Raw records:
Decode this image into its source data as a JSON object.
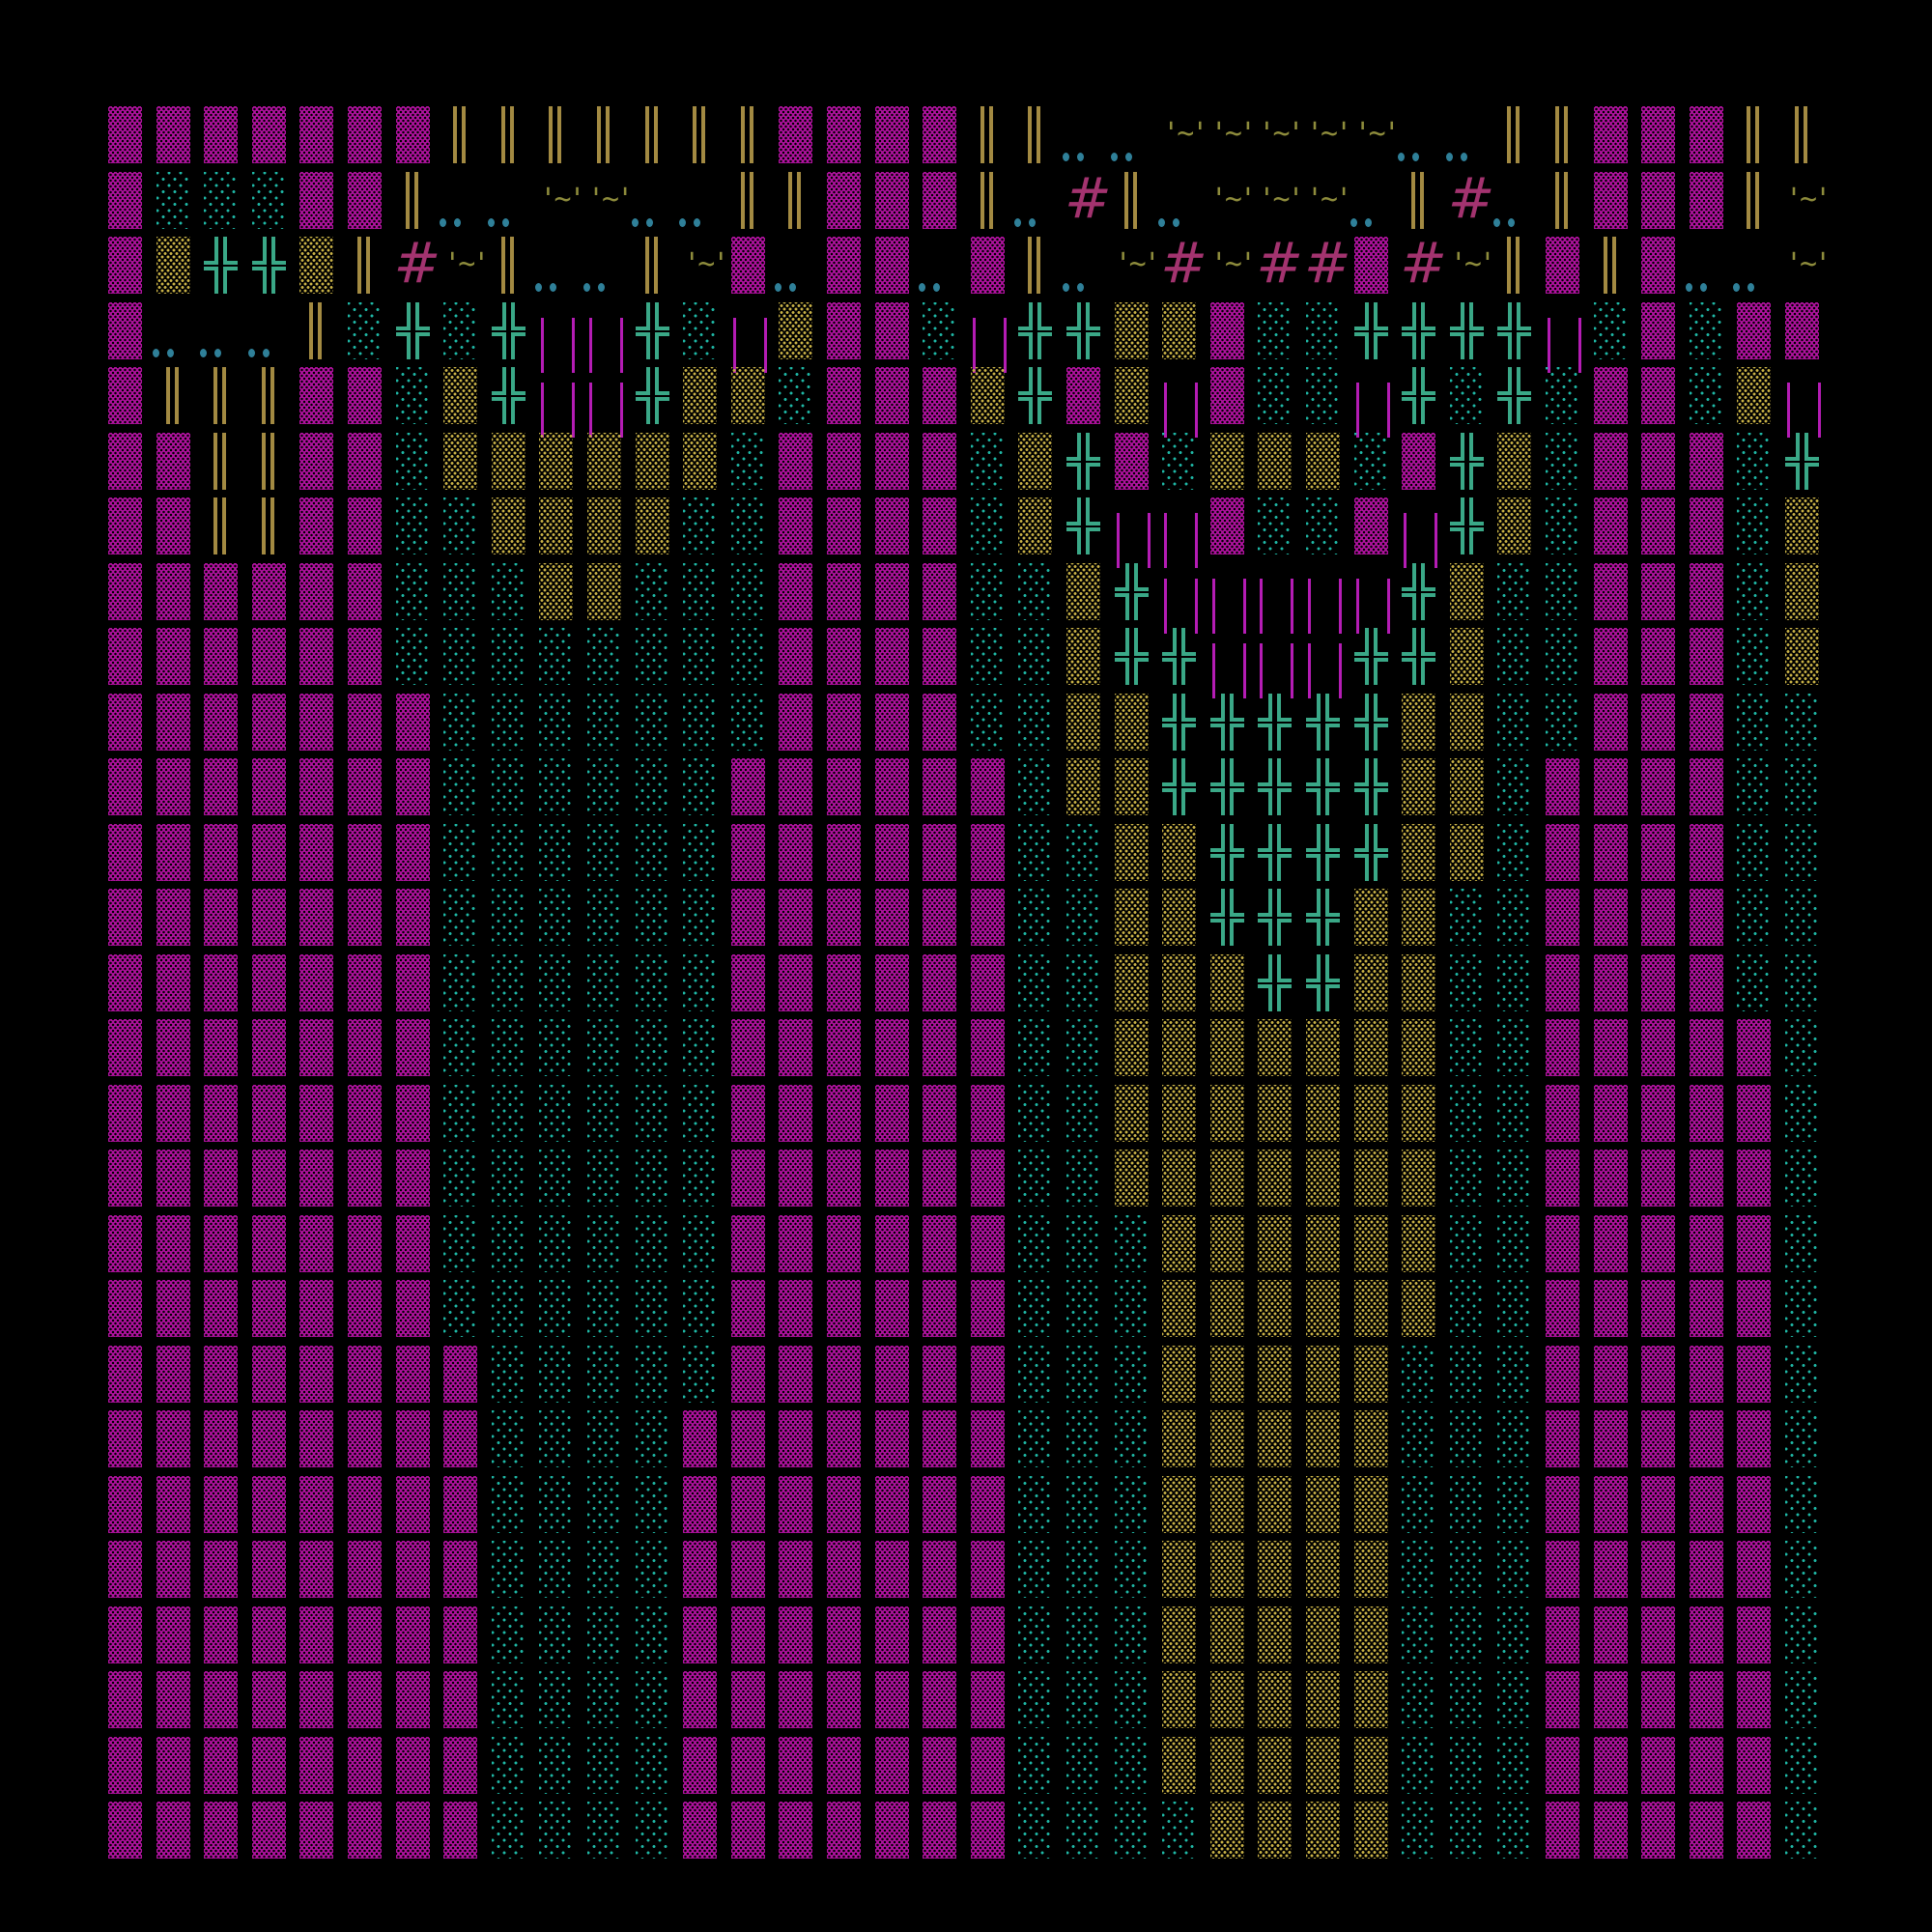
{
  "background": "#000000",
  "art": {
    "rows": [
      "MMMMMMMBBBBBBBMMMMBBDDWWWWWDDBBMMMBB",
      "MTTTMMBDDWWDDBBMMMBDHBDWWWDBHDBMMMBW",
      "MYPPYBHWBDDBWMDMMDMBDWHWHHMHWBMBMDDW",
      "MDDDBTPTPLLPTLYMMTLPPYYMTTPPPPLTMTMM",
      "MBBBMMTYPLLPYYTMMMYPMYLMTTLPTPTMMTYL",
      "MMBBMMTYYYYYYTMMMMTYPMTYYYTMPYTMMMTP",
      "MMBBMMTTYYYYTTMMMMTYPLLMTTMLPYTMMMTY",
      "MMMMMMTTTYYTTTMMMMTTYPLLLLLPYTTMMMTY",
      "MMMMMMTTTTTTTTMMMMTTYPPLLLPPYTTMMMTY",
      "MMMMMMMTTTTTTTMMMMTTYYPPPPPYYTTMMMTT",
      "MMMMMMMTTTTTTMMMMMMTYYPPPPPYYTMMMMTT",
      "MMMMMMMTTTTTTMMMMMMTTYYPPPPYYTMMMMTT",
      "MMMMMMMTTTTTTMMMMMMTTYYPPPYYTTMMMMTT",
      "MMMMMMMTTTTTTMMMMMMTTYYYPPYYTTMMMMTT",
      "MMMMMMMTTTTTTMMMMMMTTYYYYYYYTTMMMMMT",
      "MMMMMMMTTTTTTMMMMMMTTYYYYYYYTTMMMMMT",
      "MMMMMMMTTTTTTMMMMMMTTYYYYYYYTTMMMMMT",
      "MMMMMMMTTTTTTMMMMMMTTTYYYYYYTTMMMMMT",
      "MMMMMMMTTTTTTMMMMMMTTTYYYYYYTTMMMMMT",
      "MMMMMMMMTTTTTMMMMMMTTTYYYYYTTTMMMMMT",
      "MMMMMMMMTTTTMMMMMMMTTTYYYYYTTTMMMMMT",
      "MMMMMMMMTTTTMMMMMMMTTTYYYYYTTTMMMMMT",
      "MMMMMMMMTTTTMMMMMMMTTTYYYYYTTTMMMMMT",
      "MMMMMMMMTTTTMMMMMMMTTTYYYYYTTTMMMMMT",
      "MMMMMMMMTTTTMMMMMMMTTTYYYYYTTTMMMMMT",
      "MMMMMMMMTTTTMMMMMMMTTTYYYYYTTTMMMMMT",
      "MMMMMMMMTTTTMMMMMMMTTTTYYYYTTTMMMMMT"
    ]
  },
  "legend": {
    "M": {
      "glyph": "▓",
      "name": "dense-shade",
      "color": "#b0129f"
    },
    "T": {
      "glyph": "░",
      "name": "light-shade",
      "color": "#1fb8a6"
    },
    "Y": {
      "glyph": "▒",
      "name": "medium-shade",
      "color": "#c9b247"
    },
    "P": {
      "glyph": "╬",
      "name": "double-cross",
      "color": "#3aa887"
    },
    "B": {
      "glyph": "║",
      "name": "double-vertical",
      "color": "#a38a42"
    },
    "D": {
      "glyph": "..",
      "name": "double-dot",
      "color": "#2f8099"
    },
    "H": {
      "glyph": "#",
      "name": "hash",
      "color": "#a3336f"
    },
    "W": {
      "glyph": "'~'",
      "name": "tilde-quote",
      "color": "#8e8c3c"
    },
    "L": {
      "glyph": "| |",
      "name": "pipe-pair",
      "color": "#b41cb4"
    }
  }
}
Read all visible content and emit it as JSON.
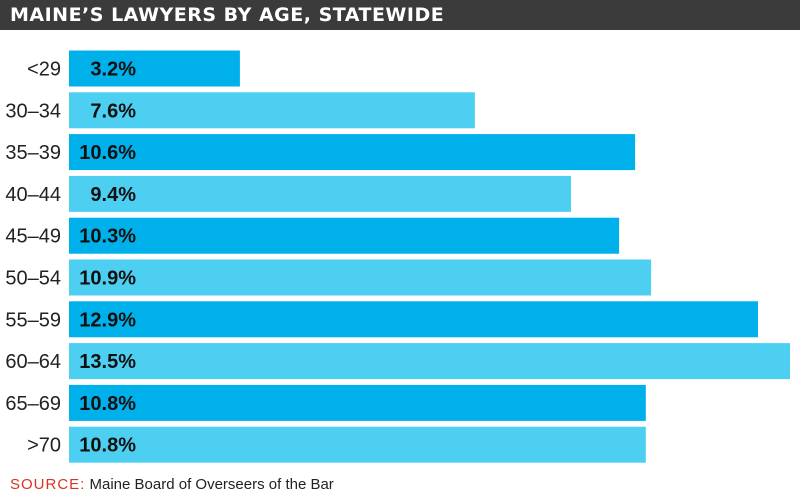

Given instruction: Repeat each entry precisely as it appears. Leave the pictures out.

Result for this exercise:
Decode this image into its source data as a JSON object.
{
  "background": "#000000",
  "art": {
    "rows": [
      "MMMMMMMBBBBBBBMMMMBBDDWWWWWDDBBMMMBB",
      "MTTTMMBDDWWDDBBMMMBDHBDWWWDBHDBMMMBW",
      "MYPPYBHWBDDBWMDMMDMBDWHWHHMHWBMBMDDW",
      "MDDDBTPTPLLPTLYMMTLPPYYMTTPPPPLTMTMM",
      "MBBBMMTYPLLPYYTMMMYPMYLMTTLPTPTMMTYL",
      "MMBBMMTYYYYYYTMMMMTYPMTYYYTMPYTMMMTP",
      "MMBBMMTTYYYYTTMMMMTYPLLMTTMLPYTMMMTY",
      "MMMMMMTTTYYTTTMMMMTTYPLLLLLPYTTMMMTY",
      "MMMMMMTTTTTTTTMMMMTTYPPLLLPPYTTMMMTY",
      "MMMMMMMTTTTTTTMMMMTTYYPPPPPYYTTMMMTT",
      "MMMMMMMTTTTTTMMMMMMTYYPPPPPYYTMMMMTT",
      "MMMMMMMTTTTTTMMMMMMTTYYPPPPYYTMMMMTT",
      "MMMMMMMTTTTTTMMMMMMTTYYPPPYYTTMMMMTT",
      "MMMMMMMTTTTTTMMMMMMTTYYYPPYYTTMMMMTT",
      "MMMMMMMTTTTTTMMMMMMTTYYYYYYYTTMMMMMT",
      "MMMMMMMTTTTTTMMMMMMTTYYYYYYYTTMMMMMT",
      "MMMMMMMTTTTTTMMMMMMTTYYYYYYYTTMMMMMT",
      "MMMMMMMTTTTTTMMMMMMTTTYYYYYYTTMMMMMT",
      "MMMMMMMTTTTTTMMMMMMTTTYYYYYYTTMMMMMT",
      "MMMMMMMMTTTTTMMMMMMTTTYYYYYTTTMMMMMT",
      "MMMMMMMMTTTTMMMMMMMTTTYYYYYTTTMMMMMT",
      "MMMMMMMMTTTTMMMMMMMTTTYYYYYTTTMMMMMT",
      "MMMMMMMMTTTTMMMMMMMTTTYYYYYTTTMMMMMT",
      "MMMMMMMMTTTTMMMMMMMTTTYYYYYTTTMMMMMT",
      "MMMMMMMMTTTTMMMMMMMTTTYYYYYTTTMMMMMT",
      "MMMMMMMMTTTTMMMMMMMTTTYYYYYTTTMMMMMT",
      "MMMMMMMMTTTTMMMMMMMTTTTYYYYTTTMMMMMT"
    ]
  },
  "legend": {
    "M": {
      "glyph": "▓",
      "name": "dense-shade",
      "color": "#b0129f"
    },
    "T": {
      "glyph": "░",
      "name": "light-shade",
      "color": "#1fb8a6"
    },
    "Y": {
      "glyph": "▒",
      "name": "medium-shade",
      "color": "#c9b247"
    },
    "P": {
      "glyph": "╬",
      "name": "double-cross",
      "color": "#3aa887"
    },
    "B": {
      "glyph": "║",
      "name": "double-vertical",
      "color": "#a38a42"
    },
    "D": {
      "glyph": "..",
      "name": "double-dot",
      "color": "#2f8099"
    },
    "H": {
      "glyph": "#",
      "name": "hash",
      "color": "#a3336f"
    },
    "W": {
      "glyph": "'~'",
      "name": "tilde-quote",
      "color": "#8e8c3c"
    },
    "L": {
      "glyph": "| |",
      "name": "pipe-pair",
      "color": "#b41cb4"
    }
  }
}
Read all visible content and emit it as JSON.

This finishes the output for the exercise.